Please output the records below in full, exactly as given, but without the images.

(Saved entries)
---*---
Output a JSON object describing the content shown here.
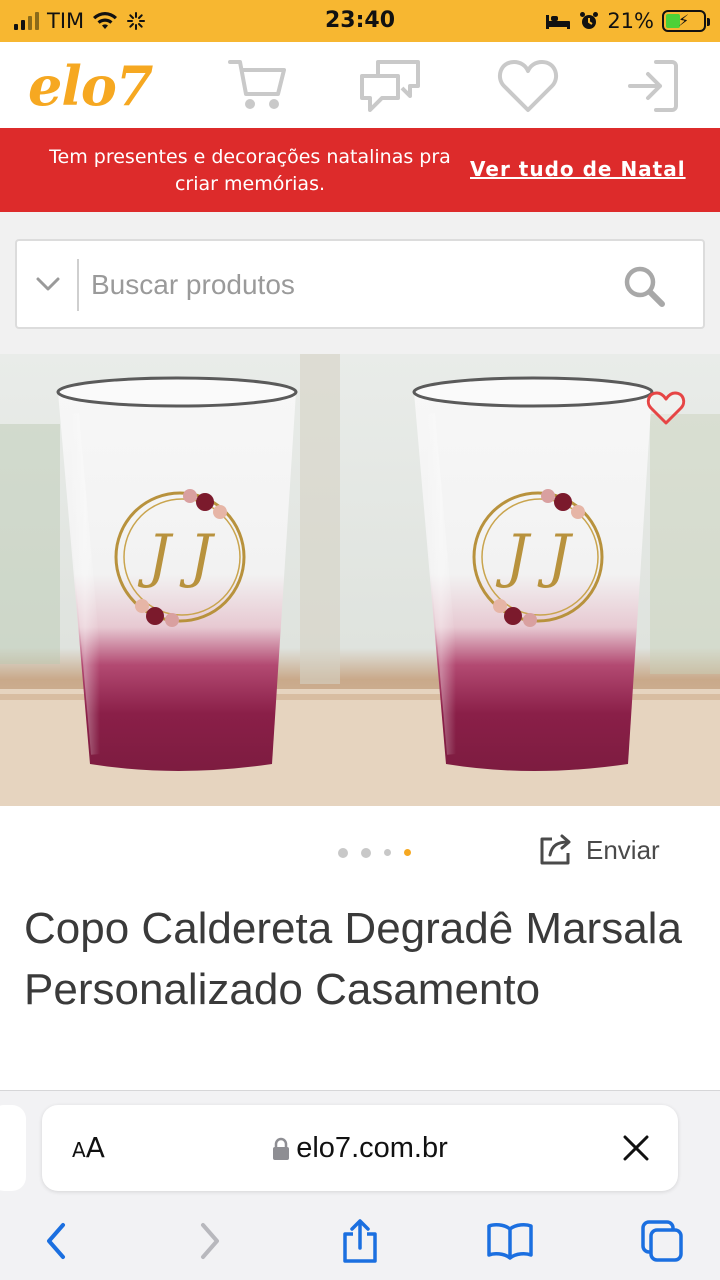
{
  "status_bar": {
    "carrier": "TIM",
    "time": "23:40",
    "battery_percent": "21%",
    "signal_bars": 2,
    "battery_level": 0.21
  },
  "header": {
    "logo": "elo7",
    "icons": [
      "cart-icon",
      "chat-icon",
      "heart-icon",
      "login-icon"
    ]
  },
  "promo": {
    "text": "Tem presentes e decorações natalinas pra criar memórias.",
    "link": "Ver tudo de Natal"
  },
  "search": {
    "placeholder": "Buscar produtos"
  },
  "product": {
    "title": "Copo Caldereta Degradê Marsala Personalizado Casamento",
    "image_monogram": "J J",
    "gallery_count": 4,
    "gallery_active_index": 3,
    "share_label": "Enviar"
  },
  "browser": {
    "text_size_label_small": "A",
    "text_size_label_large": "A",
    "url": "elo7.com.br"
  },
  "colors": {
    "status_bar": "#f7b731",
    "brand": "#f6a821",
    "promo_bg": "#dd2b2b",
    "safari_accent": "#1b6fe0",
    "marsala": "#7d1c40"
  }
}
---*---
__SOLUTION FOR THIS PROBLEM__.
Output a JSON object describing the content shown here.
{
  "status_bar": {
    "carrier": "TIM",
    "time": "23:40",
    "battery_percent": "21%",
    "signal_bars": 2,
    "battery_level": 0.21
  },
  "header": {
    "logo": "elo7",
    "icons": [
      "cart-icon",
      "chat-icon",
      "heart-icon",
      "login-icon"
    ]
  },
  "promo": {
    "text": "Tem presentes e decorações natalinas pra criar memórias.",
    "link": "Ver tudo de Natal"
  },
  "search": {
    "placeholder": "Buscar produtos"
  },
  "product": {
    "title": "Copo Caldereta Degradê Marsala Personalizado Casamento",
    "image_monogram": "J J",
    "gallery_count": 4,
    "gallery_active_index": 3,
    "share_label": "Enviar"
  },
  "browser": {
    "text_size_label_small": "A",
    "text_size_label_large": "A",
    "url": "elo7.com.br"
  },
  "colors": {
    "status_bar": "#f7b731",
    "brand": "#f6a821",
    "promo_bg": "#dd2b2b",
    "safari_accent": "#1b6fe0",
    "marsala": "#7d1c40"
  }
}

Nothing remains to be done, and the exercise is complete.